#### EXERCISE REQUIREMENTS
Each record is to be printed exactly as given, down to the last mark.

======== EXERCISE MATERIAL

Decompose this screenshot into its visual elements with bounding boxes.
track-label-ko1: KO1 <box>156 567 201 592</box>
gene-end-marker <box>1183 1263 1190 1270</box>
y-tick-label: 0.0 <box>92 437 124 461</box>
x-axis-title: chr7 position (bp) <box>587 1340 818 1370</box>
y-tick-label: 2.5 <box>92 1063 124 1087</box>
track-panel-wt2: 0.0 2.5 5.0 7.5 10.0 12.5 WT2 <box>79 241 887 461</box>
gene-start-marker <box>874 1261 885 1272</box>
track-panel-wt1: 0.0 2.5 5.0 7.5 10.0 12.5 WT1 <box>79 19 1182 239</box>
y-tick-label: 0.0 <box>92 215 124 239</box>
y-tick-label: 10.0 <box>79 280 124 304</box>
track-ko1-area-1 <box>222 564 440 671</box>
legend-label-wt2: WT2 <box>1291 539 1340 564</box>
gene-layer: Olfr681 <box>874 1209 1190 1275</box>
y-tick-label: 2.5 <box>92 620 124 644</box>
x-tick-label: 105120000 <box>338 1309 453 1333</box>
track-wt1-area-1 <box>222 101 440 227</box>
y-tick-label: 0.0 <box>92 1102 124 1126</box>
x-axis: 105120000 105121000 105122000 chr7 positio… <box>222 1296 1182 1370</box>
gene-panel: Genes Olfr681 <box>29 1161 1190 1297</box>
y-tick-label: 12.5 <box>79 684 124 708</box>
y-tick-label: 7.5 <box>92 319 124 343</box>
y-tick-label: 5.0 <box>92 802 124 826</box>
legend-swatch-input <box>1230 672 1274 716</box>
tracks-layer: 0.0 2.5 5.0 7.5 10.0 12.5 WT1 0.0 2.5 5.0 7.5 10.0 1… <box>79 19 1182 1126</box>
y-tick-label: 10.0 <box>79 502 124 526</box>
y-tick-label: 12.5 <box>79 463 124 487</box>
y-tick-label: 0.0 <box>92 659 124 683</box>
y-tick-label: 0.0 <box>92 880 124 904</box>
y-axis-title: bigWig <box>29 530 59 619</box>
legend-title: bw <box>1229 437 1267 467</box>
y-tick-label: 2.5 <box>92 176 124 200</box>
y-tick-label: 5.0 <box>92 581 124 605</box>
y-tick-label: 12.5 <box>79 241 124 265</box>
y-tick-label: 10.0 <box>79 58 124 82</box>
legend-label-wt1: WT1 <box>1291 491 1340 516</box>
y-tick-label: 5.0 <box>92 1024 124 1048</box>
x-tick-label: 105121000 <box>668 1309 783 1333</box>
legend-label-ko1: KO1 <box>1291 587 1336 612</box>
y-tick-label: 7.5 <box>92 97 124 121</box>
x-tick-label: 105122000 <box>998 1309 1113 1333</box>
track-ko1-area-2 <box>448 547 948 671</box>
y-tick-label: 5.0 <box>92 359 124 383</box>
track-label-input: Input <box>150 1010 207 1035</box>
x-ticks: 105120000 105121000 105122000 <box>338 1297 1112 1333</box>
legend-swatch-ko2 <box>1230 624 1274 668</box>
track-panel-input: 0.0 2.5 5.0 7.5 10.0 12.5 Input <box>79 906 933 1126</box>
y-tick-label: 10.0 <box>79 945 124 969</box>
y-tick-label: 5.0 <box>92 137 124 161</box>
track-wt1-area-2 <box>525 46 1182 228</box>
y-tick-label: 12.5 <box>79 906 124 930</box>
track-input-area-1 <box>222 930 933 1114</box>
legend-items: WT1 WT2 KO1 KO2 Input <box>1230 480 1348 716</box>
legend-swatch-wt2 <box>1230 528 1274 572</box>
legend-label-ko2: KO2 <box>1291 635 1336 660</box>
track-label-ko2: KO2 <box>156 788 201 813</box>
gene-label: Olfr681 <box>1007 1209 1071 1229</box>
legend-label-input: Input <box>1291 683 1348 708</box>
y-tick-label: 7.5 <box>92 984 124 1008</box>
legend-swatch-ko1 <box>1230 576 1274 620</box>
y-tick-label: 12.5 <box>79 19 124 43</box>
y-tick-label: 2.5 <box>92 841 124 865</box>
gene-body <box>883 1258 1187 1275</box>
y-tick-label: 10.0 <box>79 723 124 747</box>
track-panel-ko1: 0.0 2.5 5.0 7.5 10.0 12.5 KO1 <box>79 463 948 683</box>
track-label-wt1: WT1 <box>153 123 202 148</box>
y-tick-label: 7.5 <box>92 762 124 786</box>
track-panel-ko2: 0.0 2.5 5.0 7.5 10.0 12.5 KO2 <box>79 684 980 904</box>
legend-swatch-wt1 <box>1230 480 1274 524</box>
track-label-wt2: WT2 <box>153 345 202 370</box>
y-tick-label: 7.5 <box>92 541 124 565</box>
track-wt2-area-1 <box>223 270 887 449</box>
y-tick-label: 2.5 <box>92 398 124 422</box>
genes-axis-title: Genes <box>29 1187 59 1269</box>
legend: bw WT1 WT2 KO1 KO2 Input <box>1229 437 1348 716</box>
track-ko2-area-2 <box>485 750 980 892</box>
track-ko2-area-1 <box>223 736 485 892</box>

================

#### TASK RESPONSE
Decompose this screenshot into its visual elements with bounding boxes.
track-label-ko1: KO1 <box>156 567 201 592</box>
gene-end-marker <box>1183 1263 1190 1270</box>
y-tick-label: 0.0 <box>92 437 124 461</box>
x-axis-title: chr7 position (bp) <box>587 1340 818 1370</box>
y-tick-label: 2.5 <box>92 1063 124 1087</box>
track-panel-wt2: 0.0 2.5 5.0 7.5 10.0 12.5 WT2 <box>79 241 887 461</box>
gene-start-marker <box>874 1261 885 1272</box>
track-panel-wt1: 0.0 2.5 5.0 7.5 10.0 12.5 WT1 <box>79 19 1182 239</box>
y-tick-label: 0.0 <box>92 215 124 239</box>
y-tick-label: 10.0 <box>79 280 124 304</box>
track-ko1-area-1 <box>222 564 440 671</box>
legend-label-wt2: WT2 <box>1291 539 1340 564</box>
gene-layer: Olfr681 <box>874 1209 1190 1275</box>
y-tick-label: 2.5 <box>92 620 124 644</box>
x-tick-label: 105120000 <box>338 1309 453 1333</box>
track-wt1-area-1 <box>222 101 440 227</box>
y-tick-label: 0.0 <box>92 1102 124 1126</box>
x-axis: 105120000 105121000 105122000 chr7 positio… <box>222 1296 1182 1370</box>
gene-panel: Genes Olfr681 <box>29 1161 1190 1297</box>
y-tick-label: 12.5 <box>79 684 124 708</box>
y-tick-label: 7.5 <box>92 319 124 343</box>
y-tick-label: 5.0 <box>92 802 124 826</box>
legend-swatch-input <box>1230 672 1274 716</box>
tracks-layer: 0.0 2.5 5.0 7.5 10.0 12.5 WT1 0.0 2.5 5.0 7.5 10.0 1… <box>79 19 1182 1126</box>
y-tick-label: 10.0 <box>79 502 124 526</box>
y-tick-label: 12.5 <box>79 463 124 487</box>
y-tick-label: 0.0 <box>92 659 124 683</box>
y-tick-label: 0.0 <box>92 880 124 904</box>
y-axis-title: bigWig <box>29 530 59 619</box>
legend-title: bw <box>1229 437 1267 467</box>
y-tick-label: 2.5 <box>92 176 124 200</box>
y-tick-label: 5.0 <box>92 581 124 605</box>
y-tick-label: 12.5 <box>79 241 124 265</box>
y-tick-label: 10.0 <box>79 58 124 82</box>
legend-label-wt1: WT1 <box>1291 491 1340 516</box>
y-tick-label: 5.0 <box>92 1024 124 1048</box>
x-tick-label: 105121000 <box>668 1309 783 1333</box>
legend-label-ko1: KO1 <box>1291 587 1336 612</box>
y-tick-label: 7.5 <box>92 97 124 121</box>
x-tick-label: 105122000 <box>998 1309 1113 1333</box>
track-ko1-area-2 <box>448 547 948 671</box>
y-tick-label: 5.0 <box>92 359 124 383</box>
track-label-input: Input <box>150 1010 207 1035</box>
x-ticks: 105120000 105121000 105122000 <box>338 1297 1112 1333</box>
legend-swatch-ko2 <box>1230 624 1274 668</box>
track-panel-input: 0.0 2.5 5.0 7.5 10.0 12.5 Input <box>79 906 933 1126</box>
y-tick-label: 10.0 <box>79 945 124 969</box>
y-tick-label: 5.0 <box>92 137 124 161</box>
track-wt1-area-2 <box>525 46 1182 228</box>
y-tick-label: 12.5 <box>79 906 124 930</box>
track-input-area-1 <box>222 930 933 1114</box>
legend-items: WT1 WT2 KO1 KO2 Input <box>1230 480 1348 716</box>
legend-swatch-wt2 <box>1230 528 1274 572</box>
legend-label-ko2: KO2 <box>1291 635 1336 660</box>
track-label-ko2: KO2 <box>156 788 201 813</box>
gene-label: Olfr681 <box>1007 1209 1071 1229</box>
legend-label-input: Input <box>1291 683 1348 708</box>
y-tick-label: 7.5 <box>92 984 124 1008</box>
legend-swatch-ko1 <box>1230 576 1274 620</box>
y-tick-label: 12.5 <box>79 19 124 43</box>
y-tick-label: 2.5 <box>92 841 124 865</box>
gene-body <box>883 1258 1187 1275</box>
y-tick-label: 10.0 <box>79 723 124 747</box>
track-panel-ko1: 0.0 2.5 5.0 7.5 10.0 12.5 KO1 <box>79 463 948 683</box>
track-label-wt1: WT1 <box>153 123 202 148</box>
y-tick-label: 7.5 <box>92 762 124 786</box>
track-panel-ko2: 0.0 2.5 5.0 7.5 10.0 12.5 KO2 <box>79 684 980 904</box>
legend-swatch-wt1 <box>1230 480 1274 524</box>
track-label-wt2: WT2 <box>153 345 202 370</box>
y-tick-label: 7.5 <box>92 541 124 565</box>
track-wt2-area-1 <box>223 270 887 449</box>
y-tick-label: 2.5 <box>92 398 124 422</box>
genes-axis-title: Genes <box>29 1187 59 1269</box>
legend: bw WT1 WT2 KO1 KO2 Input <box>1229 437 1348 716</box>
track-ko2-area-2 <box>485 750 980 892</box>
track-ko2-area-1 <box>223 736 485 892</box>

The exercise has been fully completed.